What you should do:
Collect each line holding the string "site".

Data supplied:
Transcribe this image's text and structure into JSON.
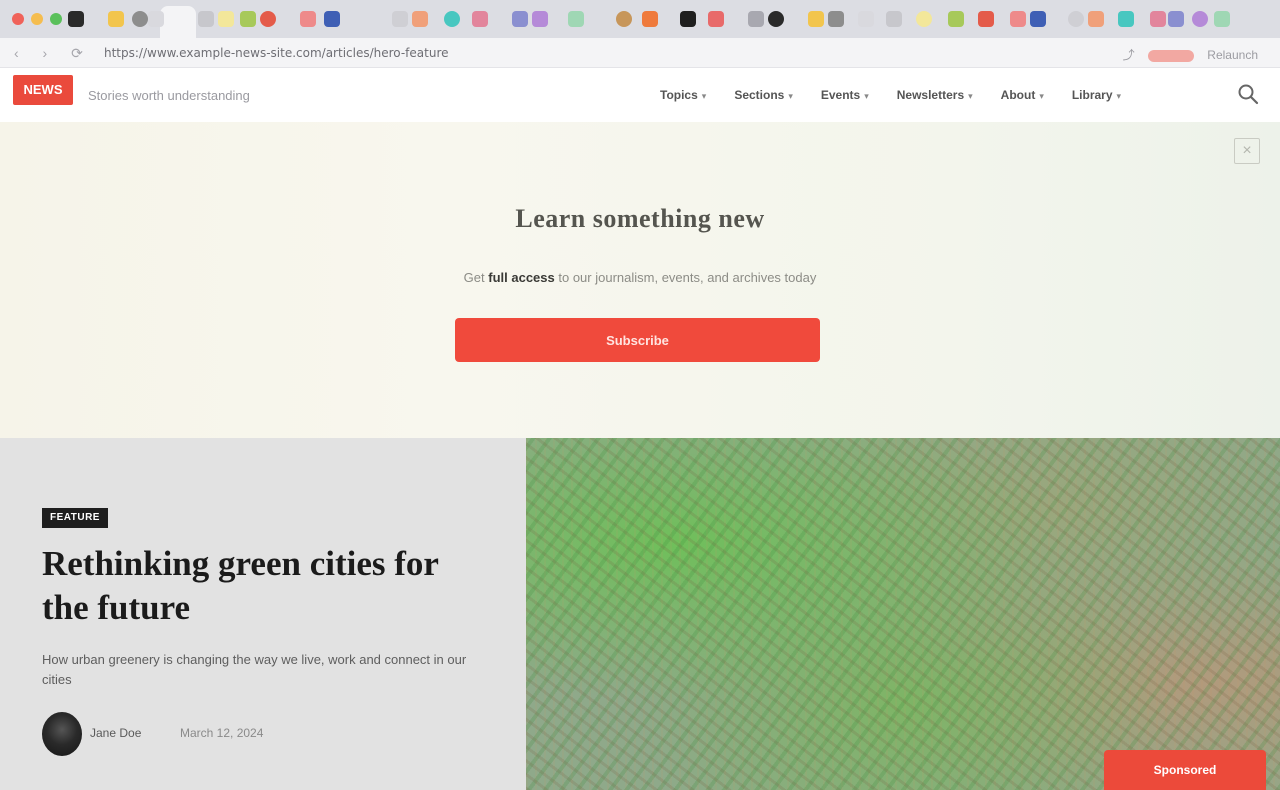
{
  "browser": {
    "url": "https://www.example-news-site.com/articles/hero-feature",
    "right_text": "Relaunch"
  },
  "site": {
    "logo_text": "NEWS",
    "tagline": "Stories worth understanding",
    "nav": [
      {
        "label": "Topics"
      },
      {
        "label": "Sections"
      },
      {
        "label": "Events"
      },
      {
        "label": "Newsletters"
      },
      {
        "label": "About"
      },
      {
        "label": "Library"
      }
    ]
  },
  "banner": {
    "headline": "Learn something new",
    "sub_prefix": "Get",
    "sub_bold": "full access",
    "sub_rest": "to our journalism, events, and archives today",
    "cta_label": "Subscribe",
    "close_glyph": "×"
  },
  "article": {
    "category": "Feature",
    "title": "Rethinking green cities for the future",
    "subtitle": "How urban greenery is changing the way we live, work and connect in our cities",
    "author": "Jane Doe",
    "date": "March 12, 2024"
  },
  "image_tag": "Sponsored",
  "colors": {
    "accent": "#f04a3c",
    "banner_bg": "#f6f4e9",
    "hero_left_bg": "#e2e2e2"
  }
}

The answer:
    "url": "https://www.example-news-site.com/articles/hero-feature",
  "site": {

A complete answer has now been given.